SHORT PROBLEM » In the text on offsets in Poisson models, which example was used to teach offsets?

DOCUMENT SEGMENT »
● ● ●
A bit different yeah. The example I was taught to learn offsets in poisson models was the case of modelling shark attacks where you want to account for (human) population growth as well. So instead of just modelling the number of attacks you model the number of attacks per capita which makes the model actually y/n ~ x. Which then after the glm link transformation becomes log(y) - log(n) ~ x and then log(y) ~ x + log(n). The reason not to just model y/n as gaussian is that the underlying y still follows a poisson distribution so poisson is presumably a better fit given that underlying process (i.e. no negative values).

I had a go at trying to tweak some of the jags code output by the mcp model and this is how I included it:

    # Fitted value
    y_[i_] = 
    
      # Segment 1: y ~ 1 + offset(log(n))
      (x[i_] >= cp_0) * (x[i_] < cp_1) * int_1 + 
    
      # Segment 2: y ~ 1 ~ 1 + offset(log(n))
● ● ●
Spatial layout data:
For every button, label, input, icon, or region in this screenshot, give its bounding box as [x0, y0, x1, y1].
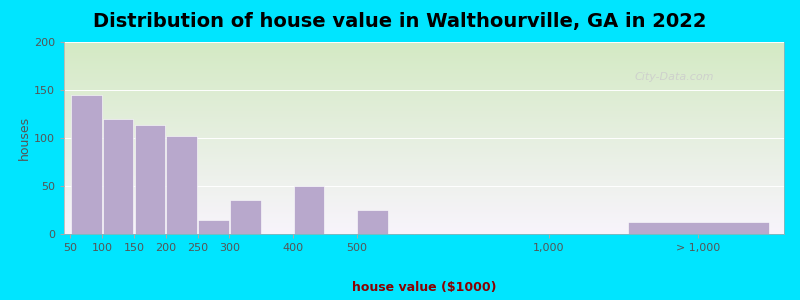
- Bar: [358, 210, 388, 234]
- Text: Distribution of house value in Walthourville, GA in 2022: Distribution of house value in Walthourv…: [94, 11, 706, 31]
- Bar: [198, 220, 229, 234]
- Bar: [166, 136, 197, 234]
- Bar: [134, 124, 165, 234]
- Bar: [294, 186, 324, 234]
- Bar: [71, 95, 102, 234]
- Y-axis label: houses: houses: [18, 116, 31, 160]
- Text: house value ($1000): house value ($1000): [352, 281, 496, 295]
- Text: City-Data.com: City-Data.com: [634, 72, 714, 82]
- Bar: [103, 119, 134, 234]
- Bar: [230, 200, 261, 234]
- Bar: [627, 223, 770, 234]
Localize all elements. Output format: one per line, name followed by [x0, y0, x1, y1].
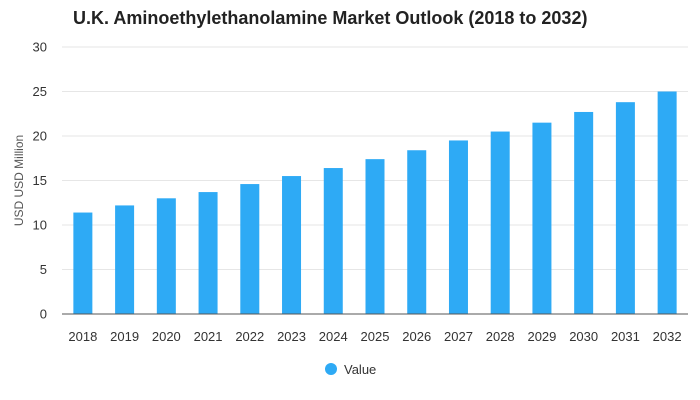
bar-2019[interactable]	[115, 205, 135, 314]
bar-2031[interactable]	[615, 102, 635, 315]
x-tick-label: 2020	[152, 329, 181, 344]
x-tick-label: 2019	[110, 329, 139, 344]
bar-2027[interactable]	[448, 140, 468, 314]
legend-label-value: Value	[344, 362, 376, 377]
x-tick-label: 2030	[569, 329, 598, 344]
x-tick-label: 2032	[653, 329, 682, 344]
chart-title: U.K. Aminoethylethanolamine Market Outlo…	[73, 8, 588, 28]
bar-2022[interactable]	[240, 184, 260, 314]
y-tick-label: 15	[33, 173, 47, 188]
bar-2029[interactable]	[532, 122, 552, 315]
bar-2028[interactable]	[490, 131, 510, 314]
x-tick-label: 2026	[402, 329, 431, 344]
legend-swatch-value	[325, 363, 337, 375]
y-tick-label: 10	[33, 218, 47, 233]
y-tick-label: 0	[40, 307, 47, 322]
y-axis-ticks: 0 5 10 15 20 25 30	[33, 40, 47, 322]
bar-2020[interactable]	[156, 198, 176, 314]
y-axis-title: USD USD Million	[12, 135, 26, 226]
bar-2021[interactable]	[198, 192, 218, 314]
x-tick-label: 2027	[444, 329, 473, 344]
bar-2024[interactable]	[323, 168, 343, 314]
bar-2023[interactable]	[282, 176, 302, 314]
x-tick-label: 2025	[361, 329, 390, 344]
bar-2018[interactable]	[73, 212, 93, 314]
y-tick-label: 25	[33, 84, 47, 99]
x-tick-label: 2023	[277, 329, 306, 344]
legend[interactable]: Value	[325, 362, 376, 377]
bars	[73, 91, 677, 315]
x-tick-label: 2024	[319, 329, 348, 344]
x-axis-ticks: 2018 2019 2020 2021 2022 2023 2024 2025 2026 2027…	[68, 329, 681, 344]
bar-2026[interactable]	[407, 150, 427, 314]
x-tick-label: 2021	[194, 329, 223, 344]
y-tick-label: 5	[40, 262, 47, 277]
y-tick-label: 30	[33, 40, 47, 55]
bar-2030[interactable]	[574, 111, 594, 314]
x-tick-label: 2031	[611, 329, 640, 344]
x-tick-label: 2018	[68, 329, 97, 344]
x-tick-label: 2028	[486, 329, 515, 344]
y-tick-label: 20	[33, 129, 47, 144]
bar-2025[interactable]	[365, 159, 385, 314]
x-tick-label: 2029	[527, 329, 556, 344]
x-tick-label: 2022	[235, 329, 264, 344]
bar-2032[interactable]	[657, 91, 677, 315]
● ● ●
WRITTEN RESPONSE » Modeling shark attacks while accounting for human population growth.